INSTRUCTION: Copy each line exactly. Drop every picture.

## begin

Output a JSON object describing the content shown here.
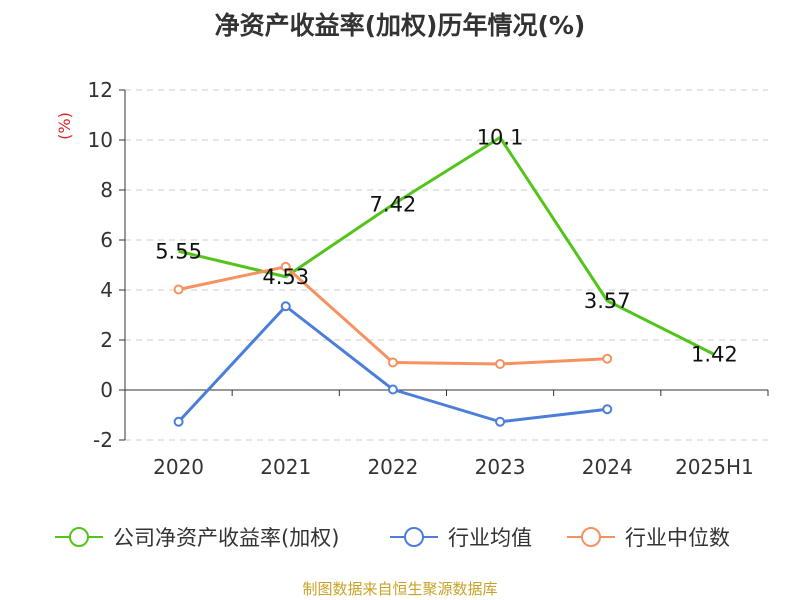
{
  "chart_data": {
    "type": "line",
    "title": "净资产收益率(加权)历年情况(%)",
    "ylabel": "(%)",
    "categories": [
      "2020",
      "2021",
      "2022",
      "2023",
      "2024",
      "2025H1"
    ],
    "yticks": [
      "12",
      "10",
      "8",
      "6",
      "4",
      "2",
      "0",
      "-2"
    ],
    "ylim": [
      -2,
      12
    ],
    "grid": true,
    "legend_position": "bottom",
    "series": [
      {
        "name": "公司净资产收益率(加权)",
        "color": "#52c41a",
        "values": [
          5.55,
          4.53,
          7.42,
          10.1,
          3.57,
          1.42
        ],
        "labels": [
          "5.55",
          "4.53",
          "7.42",
          "10.1",
          "3.57",
          "1.42"
        ]
      },
      {
        "name": "行业均值",
        "color": "#4a7ed9",
        "values": [
          -1.27,
          3.35,
          0.02,
          -1.27,
          -0.77,
          null
        ]
      },
      {
        "name": "行业中位数",
        "color": "#f5925f",
        "values": [
          4.02,
          4.93,
          1.1,
          1.04,
          1.25,
          null
        ]
      }
    ]
  },
  "source_note": "制图数据来自恒生聚源数据库"
}
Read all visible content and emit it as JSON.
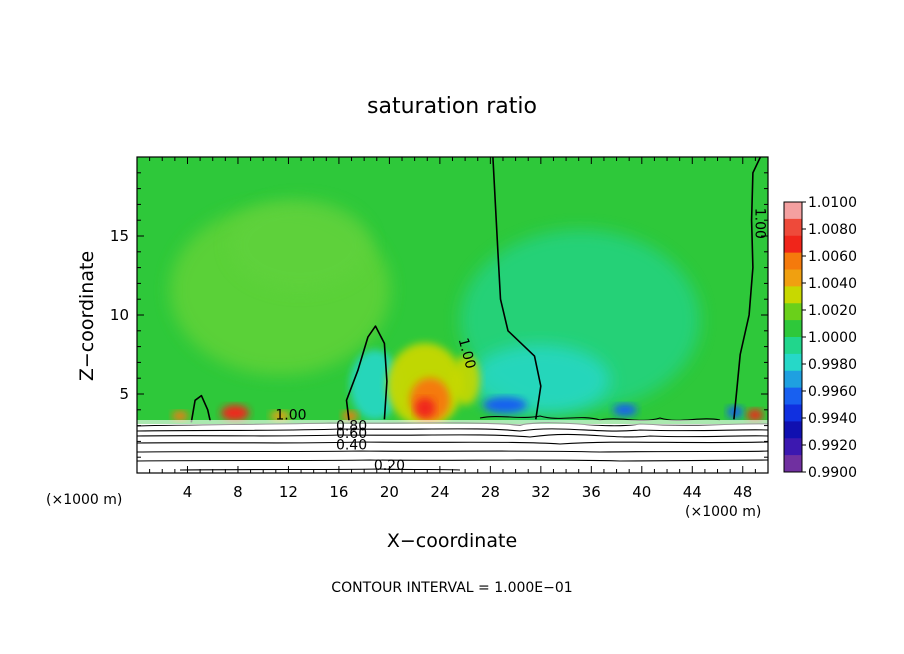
{
  "chart_data": {
    "type": "heatmap",
    "title": "saturation ratio",
    "xlabel": "X−coordinate",
    "ylabel": "Z−coordinate",
    "x_unit_left": "(×1000 m)",
    "x_unit_right": "(×1000 m)",
    "xlim": [
      0,
      50
    ],
    "ylim": [
      0,
      20
    ],
    "x_ticks": [
      4,
      8,
      12,
      16,
      20,
      24,
      28,
      32,
      36,
      40,
      44,
      48
    ],
    "y_ticks": [
      5,
      10,
      15
    ],
    "footer": "CONTOUR INTERVAL = 1.000E−01",
    "colorbar": {
      "labels": [
        "1.0100",
        "1.0080",
        "1.0060",
        "1.0040",
        "1.0020",
        "1.0000",
        "0.9980",
        "0.9960",
        "0.9940",
        "0.9920",
        "0.9900"
      ],
      "colors": [
        "#f4a0a0",
        "#ee4a3a",
        "#f0251a",
        "#f57a0c",
        "#f0a010",
        "#c8d800",
        "#6ad01a",
        "#2ec83a",
        "#21d68c",
        "#26d8c8",
        "#1fa0e0",
        "#1860f0",
        "#1030e0",
        "#1010b0",
        "#3c18b0",
        "#7030a0"
      ]
    },
    "contour_labels": [
      {
        "text": "1.00",
        "x": 12.2,
        "z": 3.4
      },
      {
        "text": "1.00",
        "x": 25.8,
        "z": 7.5
      },
      {
        "text": "1.00",
        "x": 49.0,
        "z": 15.8
      },
      {
        "text": "0.80",
        "x": 17.0,
        "z": 2.7
      },
      {
        "text": "0.60",
        "x": 17.0,
        "z": 2.2
      },
      {
        "text": "0.40",
        "x": 17.0,
        "z": 1.5
      },
      {
        "text": "0.20",
        "x": 20.0,
        "z": 0.2
      }
    ],
    "contours": [
      {
        "value": 1.0,
        "points": [
          [
            28.2,
            20
          ],
          [
            28.4,
            17
          ],
          [
            28.6,
            14
          ],
          [
            28.8,
            11
          ],
          [
            29.4,
            9.0
          ],
          [
            31.5,
            7.4
          ],
          [
            32.0,
            5.5
          ],
          [
            31.6,
            3.4
          ]
        ]
      },
      {
        "value": 1.0,
        "points": [
          [
            49.4,
            20
          ],
          [
            48.8,
            19
          ],
          [
            48.7,
            16
          ],
          [
            48.8,
            13
          ],
          [
            48.5,
            10
          ],
          [
            47.8,
            7.5
          ],
          [
            47.5,
            5.0
          ],
          [
            47.3,
            3.4
          ]
        ]
      },
      {
        "value": 1.0,
        "points": [
          [
            16.8,
            3.3
          ],
          [
            16.6,
            4.6
          ],
          [
            17.5,
            6.5
          ],
          [
            18.3,
            8.6
          ],
          [
            18.9,
            9.3
          ],
          [
            19.6,
            8.2
          ],
          [
            19.8,
            5.8
          ],
          [
            19.6,
            3.4
          ]
        ]
      },
      {
        "value": 1.0,
        "points": [
          [
            4.3,
            3.2
          ],
          [
            4.6,
            4.6
          ],
          [
            5.1,
            4.9
          ],
          [
            5.6,
            4.0
          ],
          [
            5.8,
            3.3
          ]
        ]
      }
    ]
  }
}
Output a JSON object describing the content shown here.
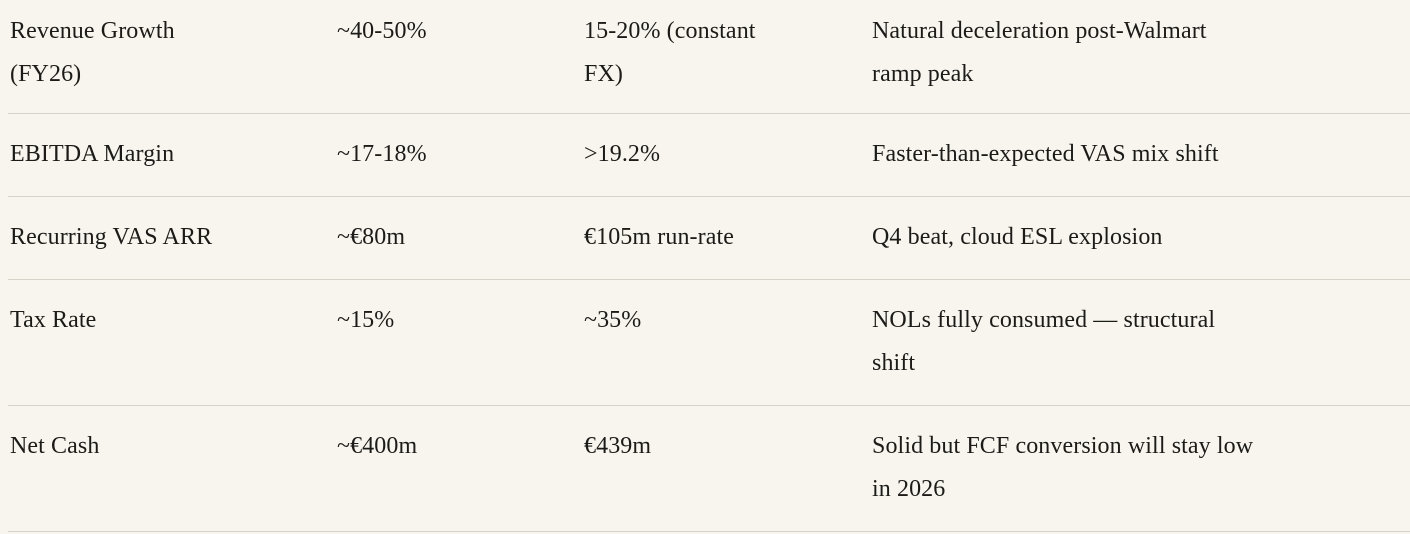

## end

SOLUTION TO THIS EXERCISE:
Output a JSON object describing the content shown here.
{
  "chart_data": {
    "type": "line",
    "title": "净资产收益率(加权)历年情况(%)",
    "ylabel": "(%)",
    "categories": [
      "2020",
      "2021",
      "2022",
      "2023",
      "2024",
      "2025H1"
    ],
    "yticks": [
      "12",
      "10",
      "8",
      "6",
      "4",
      "2",
      "0",
      "-2"
    ],
    "ylim": [
      -2,
      12
    ],
    "grid": true,
    "legend_position": "bottom",
    "series": [
      {
        "name": "公司净资产收益率(加权)",
        "color": "#52c41a",
        "values": [
          5.55,
          4.53,
          7.42,
          10.1,
          3.57,
          1.42
        ],
        "labels": [
          "5.55",
          "4.53",
          "7.42",
          "10.1",
          "3.57",
          "1.42"
        ]
      },
      {
        "name": "行业均值",
        "color": "#4a7ed9",
        "values": [
          -1.27,
          3.35,
          0.02,
          -1.27,
          -0.77,
          null
        ]
      },
      {
        "name": "行业中位数",
        "color": "#f5925f",
        "values": [
          4.02,
          4.93,
          1.1,
          1.04,
          1.25,
          null
        ]
      }
    ]
  },
  "source_note": "制图数据来自恒生聚源数据库"
}
Read all visible content and emit it as JSON.
{
  "chart_data": {
    "type": "heatmap",
    "title": "saturation ratio",
    "xlabel": "X−coordinate",
    "ylabel": "Z−coordinate",
    "x_unit_left": "(×1000 m)",
    "x_unit_right": "(×1000 m)",
    "xlim": [
      0,
      50
    ],
    "ylim": [
      0,
      20
    ],
    "x_ticks": [
      4,
      8,
      12,
      16,
      20,
      24,
      28,
      32,
      36,
      40,
      44,
      48
    ],
    "y_ticks": [
      5,
      10,
      15
    ],
    "footer": "CONTOUR INTERVAL = 1.000E−01",
    "colorbar": {
      "labels": [
        "1.0100",
        "1.0080",
        "1.0060",
        "1.0040",
        "1.0020",
        "1.0000",
        "0.9980",
        "0.9960",
        "0.9940",
        "0.9920",
        "0.9900"
      ],
      "colors": [
        "#f4a0a0",
        "#ee4a3a",
        "#f0251a",
        "#f57a0c",
        "#f0a010",
        "#c8d800",
        "#6ad01a",
        "#2ec83a",
        "#21d68c",
        "#26d8c8",
        "#1fa0e0",
        "#1860f0",
        "#1030e0",
        "#1010b0",
        "#3c18b0",
        "#7030a0"
      ]
    },
    "contour_labels": [
      {
        "text": "1.00",
        "x": 12.2,
        "z": 3.4
      },
      {
        "text": "1.00",
        "x": 25.8,
        "z": 7.5
      },
      {
        "text": "1.00",
        "x": 49.0,
        "z": 15.8
      },
      {
        "text": "0.80",
        "x": 17.0,
        "z": 2.7
      },
      {
        "text": "0.60",
        "x": 17.0,
        "z": 2.2
      },
      {
        "text": "0.40",
        "x": 17.0,
        "z": 1.5
      },
      {
        "text": "0.20",
        "x": 20.0,
        "z": 0.2
      }
    ],
    "contours": [
      {
        "value": 1.0,
        "points": [
          [
            28.2,
            20
          ],
          [
            28.4,
            17
          ],
          [
            28.6,
            14
          ],
          [
            28.8,
            11
          ],
          [
            29.4,
            9.0
          ],
          [
            31.5,
            7.4
          ],
          [
            32.0,
            5.5
          ],
          [
            31.6,
            3.4
          ]
        ]
      },
      {
        "value": 1.0,
        "points": [
          [
            49.4,
            20
          ],
          [
            48.8,
            19
          ],
          [
            48.7,
            16
          ],
          [
            48.8,
            13
          ],
          [
            48.5,
            10
          ],
          [
            47.8,
            7.5
          ],
          [
            47.5,
            5.0
          ],
          [
            47.3,
            3.4
          ]
        ]
      },
      {
        "value": 1.0,
        "points": [
          [
            16.8,
            3.3
          ],
          [
            16.6,
            4.6
          ],
          [
            17.5,
            6.5
          ],
          [
            18.3,
            8.6
          ],
          [
            18.9,
            9.3
          ],
          [
            19.6,
            8.2
          ],
          [
            19.8,
            5.8
          ],
          [
            19.6,
            3.4
          ]
        ]
      },
      {
        "value": 1.0,
        "points": [
          [
            4.3,
            3.2
          ],
          [
            4.6,
            4.6
          ],
          [
            5.1,
            4.9
          ],
          [
            5.6,
            4.0
          ],
          [
            5.8,
            3.3
          ]
        ]
      }
    ]
  }
}
Output a JSON object describing the content shown here.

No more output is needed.